*What you need to do*
Omit all pictures and give the records below again exactly as written.

*Record extracts*

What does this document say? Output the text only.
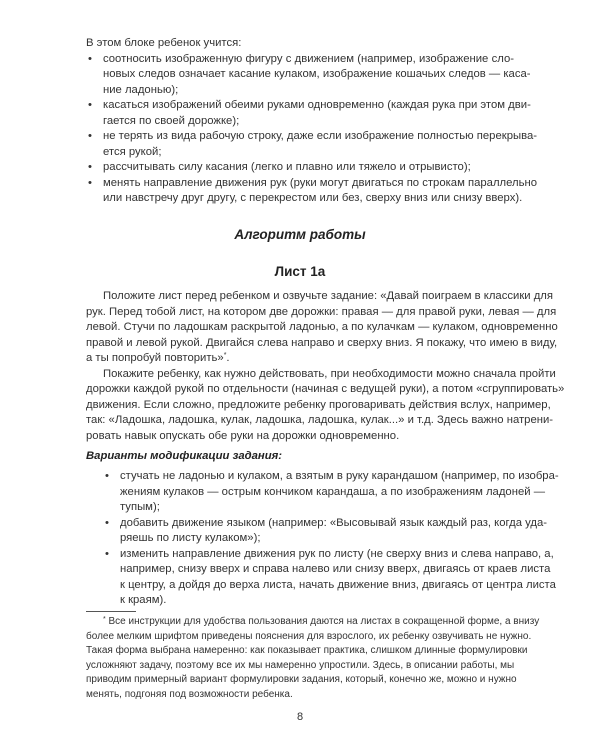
В этом блоке ребенок учится:
• соотносить изображенную фигуру с движением (например, изображение сло-
новых следов означает касание кулаком, изображение кошачьих следов — каса-
ние ладонью);
• касаться изображений обеими руками одновременно (каждая рука при этом дви-
гается по своей дорожке);
• не терять из вида рабочую строку, даже если изображение полностью перекрыва-
ется рукой;
• рассчитывать силу касания (легко и плавно или тяжело и отрывисто);
• менять направление движения рук (руки могут двигаться по строкам параллельно
или навстречу друг другу, с перекрестом или без, сверху вниз или снизу вверх).
Алгоритм работы
Лист 1а
Положите лист перед ребенком и озвучьте задание: «Давай поиграем в классики для
рук. Перед тобой лист, на котором две дорожки: правая — для правой руки, левая — для
левой. Стучи по ладошкам раскрытой ладонью, а по кулачкам — кулаком, одновременно
правой и левой рукой. Двигайся слева направо и сверху вниз. Я покажу, что имею в виду,
а ты попробуй повторить»*.
Покажите ребенку, как нужно действовать, при необходимости можно сначала пройти
дорожки каждой рукой по отдельности (начиная с ведущей руки), а потом «сгруппировать»
движения. Если сложно, предложите ребенку проговаривать действия вслух, например,
так: «Ладошка, ладошка, кулак, ладошка, ладошка, кулак...» и т.д. Здесь важно натрени-
ровать навык опускать обе руки на дорожки одновременно.
Варианты модификации задания:
• стучать не ладонью и кулаком, а взятым в руку карандашом (например, по изобра-
жениям кулаков — острым кончиком карандаша, а по изображениям ладоней —
тупым);
• добавить движение языком (например: «Высовывай язык каждый раз, когда уда-
ряешь по листу кулаком»);
• изменить направление движения рук по листу (не сверху вниз и слева направо, а,
например, снизу вверх и справа налево или снизу вверх, двигаясь от краев листа
к центру, а дойдя до верха листа, начать движение вниз, двигаясь от центра листа
к краям).
* Все инструкции для удобства пользования даются на листах в сокращенной форме, а внизу
более мелким шрифтом приведены пояснения для взрослого, их ребенку озвучивать не нужно.
Такая форма выбрана намеренно: как показывает практика, слишком длинные формулировки
усложняют задачу, поэтому все их мы намеренно упростили. Здесь, в описании работы, мы
приводим примерный вариант формулировки задания, который, конечно же, можно и нужно
менять, подгоняя под возможности ребенка.
8
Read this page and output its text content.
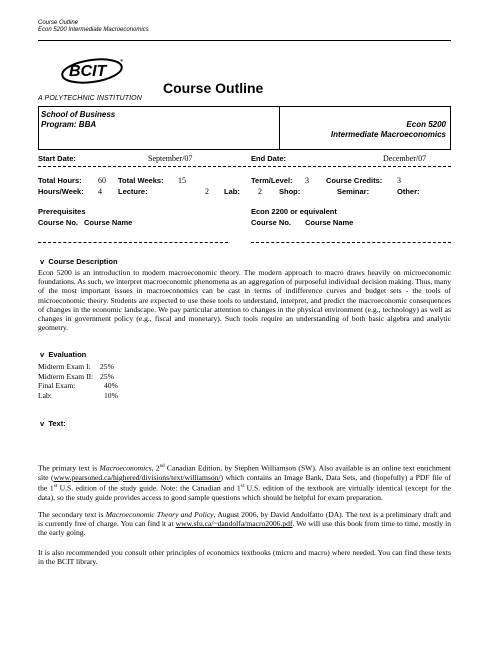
Course Outline
Econ 5200 Intermediate Macroeconomics
BCIT
*
Course Outline
A POLYTECHNIC INSTITUTION
School of Business
Program: BBA	Econ 5200
Intermediate Macroeconomics
Start Date:	September/07	End Date:	December/07
Total Hours: 60 Total Weeks: 15	Term/Level: 3 Course Credits: 3
Hours/Week: 4 Lecture:	2 Lab: 2 Shop:	Seminar:	Other:
Prerequisites
Course No. Course Name
Econ 2200 or equivalent
Course No. Course Name
v Course Description
Econ 5200 is an introduction to modern macroeconomic theory. The modern approach to macro draws heavily on microeconomic foundations. As such, we interpret macroeconomic phenomena as an aggregation of purposeful individual decision making. Thus, many of the most important issues in macroeconomics can be cast in terms of indifference curves and budget sets - the tools of microeconomic theory. Students are expected to use these tools to understand, interpret, and predict the macroeconomic consequences of changes in the economic landscape. We pay particular attention to changes in the physical environment (e.g., technology) as well as changes in government policy (e.g., fiscal and monetary). Such tools require an understanding of both basic algebra and analytic geometry.
v Evaluation
Midterm Exam I: 25%
Midterm Exam II: 25%
Final Exam:	40%
Lab:	10%
v Text:
The primary text is Macroeconomics, 2nd Canadian Edition, by Stephen Williamson (SW). Also available is an online text enrichment site (www.pearsoned.ca/highered/divisions/text/williamson/) which contains an Image Bank, Data Sets, and (hopefully) a PDF file of the 1st U.S. edition of the study guide. Note: the Canadian and 1st U.S. edition of the textbook are virtually identical (except for the data), so the study guide provides access to good sample questions which should be helpful for exam preparation.
The secondary text is Macroeconomic Theory and Policy, August 2006, by David Andolfatto (DA). The text is a preliminary draft and is currently free of charge. You can find it at www.sfu.ca/~dandolfa/macro2006.pdf. We will use this book from time to time, mostly in the early going.
It is also recommended you consult other principles of economics textbooks (micro and macro) where needed. You can find these texts in the BCIT library.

*Result for this exercise*
What does this document say? Output the text only.
В этом блоке ребенок учится:
• соотносить изображенную фигуру с движением (например, изображение сло-
новых следов означает касание кулаком, изображение кошачьих следов — каса-
ние ладонью);
• касаться изображений обеими руками одновременно (каждая рука при этом дви-
гается по своей дорожке);
• не терять из вида рабочую строку, даже если изображение полностью перекрыва-
ется рукой;
• рассчитывать силу касания (легко и плавно или тяжело и отрывисто);
• менять направление движения рук (руки могут двигаться по строкам параллельно
или навстречу друг другу, с перекрестом или без, сверху вниз или снизу вверх).
Алгоритм работы
Лист 1а
Положите лист перед ребенком и озвучьте задание: «Давай поиграем в классики для
рук. Перед тобой лист, на котором две дорожки: правая — для правой руки, левая — для
левой. Стучи по ладошкам раскрытой ладонью, а по кулачкам — кулаком, одновременно
правой и левой рукой. Двигайся слева направо и сверху вниз. Я покажу, что имею в виду,
а ты попробуй повторить»*.
Покажите ребенку, как нужно действовать, при необходимости можно сначала пройти
дорожки каждой рукой по отдельности (начиная с ведущей руки), а потом «сгруппировать»
движения. Если сложно, предложите ребенку проговаривать действия вслух, например,
так: «Ладошка, ладошка, кулак, ладошка, ладошка, кулак...» и т.д. Здесь важно натрени-
ровать навык опускать обе руки на дорожки одновременно.
Варианты модификации задания:
• стучать не ладонью и кулаком, а взятым в руку карандашом (например, по изобра-
жениям кулаков — острым кончиком карандаша, а по изображениям ладоней —
тупым);
• добавить движение языком (например: «Высовывай язык каждый раз, когда уда-
ряешь по листу кулаком»);
• изменить направление движения рук по листу (не сверху вниз и слева направо, а,
например, снизу вверх и справа налево или снизу вверх, двигаясь от краев листа
к центру, а дойдя до верха листа, начать движение вниз, двигаясь от центра листа
к краям).
* Все инструкции для удобства пользования даются на листах в сокращенной форме, а внизу
более мелким шрифтом приведены пояснения для взрослого, их ребенку озвучивать не нужно.
Такая форма выбрана намеренно: как показывает практика, слишком длинные формулировки
усложняют задачу, поэтому все их мы намеренно упростили. Здесь, в описании работы, мы
приводим примерный вариант формулировки задания, который, конечно же, можно и нужно
менять, подгоняя под возможности ребенка.
8
Read this page and output its text content.
Course Outline
Econ 5200 Intermediate Macroeconomics
BCIT
*
Course Outline
A POLYTECHNIC INSTITUTION
School of Business
Program: BBA	Econ 5200
Intermediate Macroeconomics
Start Date:	September/07	End Date:	December/07
Total Hours: 60 Total Weeks: 15	Term/Level: 3 Course Credits: 3
Hours/Week: 4 Lecture:	2 Lab: 2 Shop:	Seminar:	Other:
Prerequisites
Course No. Course Name
Econ 2200 or equivalent
Course No. Course Name
v Course Description
Econ 5200 is an introduction to modern macroeconomic theory. The modern approach to macro draws heavily on microeconomic foundations. As such, we interpret macroeconomic phenomena as an aggregation of purposeful individual decision making. Thus, many of the most important issues in macroeconomics can be cast in terms of indifference curves and budget sets - the tools of microeconomic theory. Students are expected to use these tools to understand, interpret, and predict the macroeconomic consequences of changes in the economic landscape. We pay particular attention to changes in the physical environment (e.g., technology) as well as changes in government policy (e.g., fiscal and monetary). Such tools require an understanding of both basic algebra and analytic geometry.
v Evaluation
Midterm Exam I: 25%
Midterm Exam II: 25%
Final Exam:	40%
Lab:	10%
v Text:
The primary text is Macroeconomics, 2nd Canadian Edition, by Stephen Williamson (SW). Also available is an online text enrichment site (www.pearsoned.ca/highered/divisions/text/williamson/) which contains an Image Bank, Data Sets, and (hopefully) a PDF file of the 1st U.S. edition of the study guide. Note: the Canadian and 1st U.S. edition of the textbook are virtually identical (except for the data), so the study guide provides access to good sample questions which should be helpful for exam preparation.
The secondary text is Macroeconomic Theory and Policy, August 2006, by David Andolfatto (DA). The text is a preliminary draft and is currently free of charge. You can find it at www.sfu.ca/~dandolfa/macro2006.pdf. We will use this book from time to time, mostly in the early going.
It is also recommended you consult other principles of economics textbooks (micro and macro) where needed. You can find these texts in the BCIT library.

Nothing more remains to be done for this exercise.